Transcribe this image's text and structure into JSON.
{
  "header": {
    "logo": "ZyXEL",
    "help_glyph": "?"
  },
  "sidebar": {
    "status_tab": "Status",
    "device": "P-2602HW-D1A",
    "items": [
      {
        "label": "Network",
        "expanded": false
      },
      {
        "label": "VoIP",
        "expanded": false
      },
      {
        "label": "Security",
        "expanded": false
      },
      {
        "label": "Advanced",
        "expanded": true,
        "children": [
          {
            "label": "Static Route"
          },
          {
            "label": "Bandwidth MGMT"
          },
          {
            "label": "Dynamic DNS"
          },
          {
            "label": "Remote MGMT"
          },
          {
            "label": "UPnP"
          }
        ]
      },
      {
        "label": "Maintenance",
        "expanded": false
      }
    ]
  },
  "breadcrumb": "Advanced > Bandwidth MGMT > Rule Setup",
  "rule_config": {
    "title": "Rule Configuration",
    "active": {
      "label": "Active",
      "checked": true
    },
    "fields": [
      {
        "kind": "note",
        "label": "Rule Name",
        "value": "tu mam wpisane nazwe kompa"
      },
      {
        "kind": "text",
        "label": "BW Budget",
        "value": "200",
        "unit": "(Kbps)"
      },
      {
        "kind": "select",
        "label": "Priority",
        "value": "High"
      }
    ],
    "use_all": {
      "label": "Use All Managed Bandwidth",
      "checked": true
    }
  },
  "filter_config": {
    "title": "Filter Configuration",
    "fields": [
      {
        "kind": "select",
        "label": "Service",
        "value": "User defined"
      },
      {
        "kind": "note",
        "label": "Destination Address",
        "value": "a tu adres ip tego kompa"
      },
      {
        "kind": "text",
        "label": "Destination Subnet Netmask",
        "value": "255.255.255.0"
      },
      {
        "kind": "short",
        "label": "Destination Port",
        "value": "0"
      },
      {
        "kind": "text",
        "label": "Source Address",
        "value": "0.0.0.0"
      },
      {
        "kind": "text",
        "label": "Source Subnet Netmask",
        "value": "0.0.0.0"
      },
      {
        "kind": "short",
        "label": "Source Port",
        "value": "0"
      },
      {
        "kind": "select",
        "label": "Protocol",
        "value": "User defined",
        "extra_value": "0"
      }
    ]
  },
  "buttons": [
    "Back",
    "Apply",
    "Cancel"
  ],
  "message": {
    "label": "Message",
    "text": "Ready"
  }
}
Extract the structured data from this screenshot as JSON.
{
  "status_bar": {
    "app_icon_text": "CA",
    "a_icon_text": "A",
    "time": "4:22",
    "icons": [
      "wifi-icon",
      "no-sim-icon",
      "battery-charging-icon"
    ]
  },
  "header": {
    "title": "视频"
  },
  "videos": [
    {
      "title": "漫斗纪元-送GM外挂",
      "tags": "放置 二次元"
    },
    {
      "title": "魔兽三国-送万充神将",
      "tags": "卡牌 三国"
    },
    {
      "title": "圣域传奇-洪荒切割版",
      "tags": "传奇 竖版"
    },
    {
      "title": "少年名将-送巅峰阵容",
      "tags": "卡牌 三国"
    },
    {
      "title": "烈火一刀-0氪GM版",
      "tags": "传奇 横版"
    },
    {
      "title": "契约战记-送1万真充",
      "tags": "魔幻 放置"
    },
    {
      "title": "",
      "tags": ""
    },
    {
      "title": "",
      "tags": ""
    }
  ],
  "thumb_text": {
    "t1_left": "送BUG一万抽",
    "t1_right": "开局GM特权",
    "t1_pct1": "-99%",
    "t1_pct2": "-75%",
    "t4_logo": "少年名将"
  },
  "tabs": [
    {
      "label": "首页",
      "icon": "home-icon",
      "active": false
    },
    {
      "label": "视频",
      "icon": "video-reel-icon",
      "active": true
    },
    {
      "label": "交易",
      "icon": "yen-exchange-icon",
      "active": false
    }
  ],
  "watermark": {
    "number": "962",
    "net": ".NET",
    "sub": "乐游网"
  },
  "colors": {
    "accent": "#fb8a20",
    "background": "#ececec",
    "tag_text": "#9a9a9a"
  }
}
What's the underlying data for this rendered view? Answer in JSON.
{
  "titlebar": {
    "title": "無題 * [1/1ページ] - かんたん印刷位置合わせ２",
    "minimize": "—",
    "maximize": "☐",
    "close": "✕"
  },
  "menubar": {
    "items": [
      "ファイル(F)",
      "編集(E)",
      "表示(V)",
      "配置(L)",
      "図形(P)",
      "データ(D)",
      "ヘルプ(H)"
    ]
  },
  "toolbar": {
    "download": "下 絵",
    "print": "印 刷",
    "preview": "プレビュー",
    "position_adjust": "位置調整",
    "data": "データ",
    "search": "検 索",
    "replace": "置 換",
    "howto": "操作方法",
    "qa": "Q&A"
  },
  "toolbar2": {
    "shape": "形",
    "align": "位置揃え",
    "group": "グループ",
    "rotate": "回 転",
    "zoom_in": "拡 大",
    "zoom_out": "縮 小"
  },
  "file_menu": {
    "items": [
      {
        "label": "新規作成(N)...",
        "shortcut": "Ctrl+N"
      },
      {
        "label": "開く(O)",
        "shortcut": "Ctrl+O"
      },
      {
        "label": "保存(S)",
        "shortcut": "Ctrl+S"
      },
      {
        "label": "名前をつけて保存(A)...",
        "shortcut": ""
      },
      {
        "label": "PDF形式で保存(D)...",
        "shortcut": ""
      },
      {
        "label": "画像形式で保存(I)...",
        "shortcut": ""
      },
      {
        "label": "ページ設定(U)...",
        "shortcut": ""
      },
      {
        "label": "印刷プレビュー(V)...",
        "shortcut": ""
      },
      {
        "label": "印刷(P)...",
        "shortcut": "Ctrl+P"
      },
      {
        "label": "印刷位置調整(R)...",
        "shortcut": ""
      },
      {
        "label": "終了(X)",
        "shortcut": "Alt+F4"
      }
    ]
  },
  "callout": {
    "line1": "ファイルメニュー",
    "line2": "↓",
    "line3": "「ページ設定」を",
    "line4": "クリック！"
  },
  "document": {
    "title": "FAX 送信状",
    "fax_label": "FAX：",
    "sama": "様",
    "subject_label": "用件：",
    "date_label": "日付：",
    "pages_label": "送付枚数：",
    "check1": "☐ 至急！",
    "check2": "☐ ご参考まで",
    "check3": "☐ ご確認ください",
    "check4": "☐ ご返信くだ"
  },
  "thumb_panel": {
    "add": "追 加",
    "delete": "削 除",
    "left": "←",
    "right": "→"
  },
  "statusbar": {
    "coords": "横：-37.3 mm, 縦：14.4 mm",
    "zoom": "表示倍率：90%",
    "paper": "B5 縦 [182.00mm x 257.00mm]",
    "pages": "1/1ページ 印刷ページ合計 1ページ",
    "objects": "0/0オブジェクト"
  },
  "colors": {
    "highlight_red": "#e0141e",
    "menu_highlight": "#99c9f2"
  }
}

• • • • • • •

#### WORK INSTRUCTIONS
Set down every line of the listing above again, exactly as given.

#### FULL ANSWER
Transcribe this image's text and structure into JSON.
{
  "header": {
    "logo": "ZyXEL",
    "help_glyph": "?"
  },
  "sidebar": {
    "status_tab": "Status",
    "device": "P-2602HW-D1A",
    "items": [
      {
        "label": "Network",
        "expanded": false
      },
      {
        "label": "VoIP",
        "expanded": false
      },
      {
        "label": "Security",
        "expanded": false
      },
      {
        "label": "Advanced",
        "expanded": true,
        "children": [
          {
            "label": "Static Route"
          },
          {
            "label": "Bandwidth MGMT"
          },
          {
            "label": "Dynamic DNS"
          },
          {
            "label": "Remote MGMT"
          },
          {
            "label": "UPnP"
          }
        ]
      },
      {
        "label": "Maintenance",
        "expanded": false
      }
    ]
  },
  "breadcrumb": "Advanced > Bandwidth MGMT > Rule Setup",
  "rule_config": {
    "title": "Rule Configuration",
    "active": {
      "label": "Active",
      "checked": true
    },
    "fields": [
      {
        "kind": "note",
        "label": "Rule Name",
        "value": "tu mam wpisane nazwe kompa"
      },
      {
        "kind": "text",
        "label": "BW Budget",
        "value": "200",
        "unit": "(Kbps)"
      },
      {
        "kind": "select",
        "label": "Priority",
        "value": "High"
      }
    ],
    "use_all": {
      "label": "Use All Managed Bandwidth",
      "checked": true
    }
  },
  "filter_config": {
    "title": "Filter Configuration",
    "fields": [
      {
        "kind": "select",
        "label": "Service",
        "value": "User defined"
      },
      {
        "kind": "note",
        "label": "Destination Address",
        "value": "a tu adres ip tego kompa"
      },
      {
        "kind": "text",
        "label": "Destination Subnet Netmask",
        "value": "255.255.255.0"
      },
      {
        "kind": "short",
        "label": "Destination Port",
        "value": "0"
      },
      {
        "kind": "text",
        "label": "Source Address",
        "value": "0.0.0.0"
      },
      {
        "kind": "text",
        "label": "Source Subnet Netmask",
        "value": "0.0.0.0"
      },
      {
        "kind": "short",
        "label": "Source Port",
        "value": "0"
      },
      {
        "kind": "select",
        "label": "Protocol",
        "value": "User defined",
        "extra_value": "0"
      }
    ]
  },
  "buttons": [
    "Back",
    "Apply",
    "Cancel"
  ],
  "message": {
    "label": "Message",
    "text": "Ready"
  }
}
Extract the structured data from this screenshot as JSON.
{
  "status_bar": {
    "app_icon_text": "CA",
    "a_icon_text": "A",
    "time": "4:22",
    "icons": [
      "wifi-icon",
      "no-sim-icon",
      "battery-charging-icon"
    ]
  },
  "header": {
    "title": "视频"
  },
  "videos": [
    {
      "title": "漫斗纪元-送GM外挂",
      "tags": "放置 二次元"
    },
    {
      "title": "魔兽三国-送万充神将",
      "tags": "卡牌 三国"
    },
    {
      "title": "圣域传奇-洪荒切割版",
      "tags": "传奇 竖版"
    },
    {
      "title": "少年名将-送巅峰阵容",
      "tags": "卡牌 三国"
    },
    {
      "title": "烈火一刀-0氪GM版",
      "tags": "传奇 横版"
    },
    {
      "title": "契约战记-送1万真充",
      "tags": "魔幻 放置"
    },
    {
      "title": "",
      "tags": ""
    },
    {
      "title": "",
      "tags": ""
    }
  ],
  "thumb_text": {
    "t1_left": "送BUG一万抽",
    "t1_right": "开局GM特权",
    "t1_pct1": "-99%",
    "t1_pct2": "-75%",
    "t4_logo": "少年名将"
  },
  "tabs": [
    {
      "label": "首页",
      "icon": "home-icon",
      "active": false
    },
    {
      "label": "视频",
      "icon": "video-reel-icon",
      "active": true
    },
    {
      "label": "交易",
      "icon": "yen-exchange-icon",
      "active": false
    }
  ],
  "watermark": {
    "number": "962",
    "net": ".NET",
    "sub": "乐游网"
  },
  "colors": {
    "accent": "#fb8a20",
    "background": "#ececec",
    "tag_text": "#9a9a9a"
  }
}
What's the underlying data for this rendered view? Answer in JSON.
{
  "titlebar": {
    "title": "無題 * [1/1ページ] - かんたん印刷位置合わせ２",
    "minimize": "—",
    "maximize": "☐",
    "close": "✕"
  },
  "menubar": {
    "items": [
      "ファイル(F)",
      "編集(E)",
      "表示(V)",
      "配置(L)",
      "図形(P)",
      "データ(D)",
      "ヘルプ(H)"
    ]
  },
  "toolbar": {
    "download": "下 絵",
    "print": "印 刷",
    "preview": "プレビュー",
    "position_adjust": "位置調整",
    "data": "データ",
    "search": "検 索",
    "replace": "置 換",
    "howto": "操作方法",
    "qa": "Q&A"
  },
  "toolbar2": {
    "shape": "形",
    "align": "位置揃え",
    "group": "グループ",
    "rotate": "回 転",
    "zoom_in": "拡 大",
    "zoom_out": "縮 小"
  },
  "file_menu": {
    "items": [
      {
        "label": "新規作成(N)...",
        "shortcut": "Ctrl+N"
      },
      {
        "label": "開く(O)",
        "shortcut": "Ctrl+O"
      },
      {
        "label": "保存(S)",
        "shortcut": "Ctrl+S"
      },
      {
        "label": "名前をつけて保存(A)...",
        "shortcut": ""
      },
      {
        "label": "PDF形式で保存(D)...",
        "shortcut": ""
      },
      {
        "label": "画像形式で保存(I)...",
        "shortcut": ""
      },
      {
        "label": "ページ設定(U)...",
        "shortcut": ""
      },
      {
        "label": "印刷プレビュー(V)...",
        "shortcut": ""
      },
      {
        "label": "印刷(P)...",
        "shortcut": "Ctrl+P"
      },
      {
        "label": "印刷位置調整(R)...",
        "shortcut": ""
      },
      {
        "label": "終了(X)",
        "shortcut": "Alt+F4"
      }
    ]
  },
  "callout": {
    "line1": "ファイルメニュー",
    "line2": "↓",
    "line3": "「ページ設定」を",
    "line4": "クリック！"
  },
  "document": {
    "title": "FAX 送信状",
    "fax_label": "FAX：",
    "sama": "様",
    "subject_label": "用件：",
    "date_label": "日付：",
    "pages_label": "送付枚数：",
    "check1": "☐ 至急！",
    "check2": "☐ ご参考まで",
    "check3": "☐ ご確認ください",
    "check4": "☐ ご返信くだ"
  },
  "thumb_panel": {
    "add": "追 加",
    "delete": "削 除",
    "left": "←",
    "right": "→"
  },
  "statusbar": {
    "coords": "横：-37.3 mm, 縦：14.4 mm",
    "zoom": "表示倍率：90%",
    "paper": "B5 縦 [182.00mm x 257.00mm]",
    "pages": "1/1ページ 印刷ページ合計 1ページ",
    "objects": "0/0オブジェクト"
  },
  "colors": {
    "highlight_red": "#e0141e",
    "menu_highlight": "#99c9f2"
  }
}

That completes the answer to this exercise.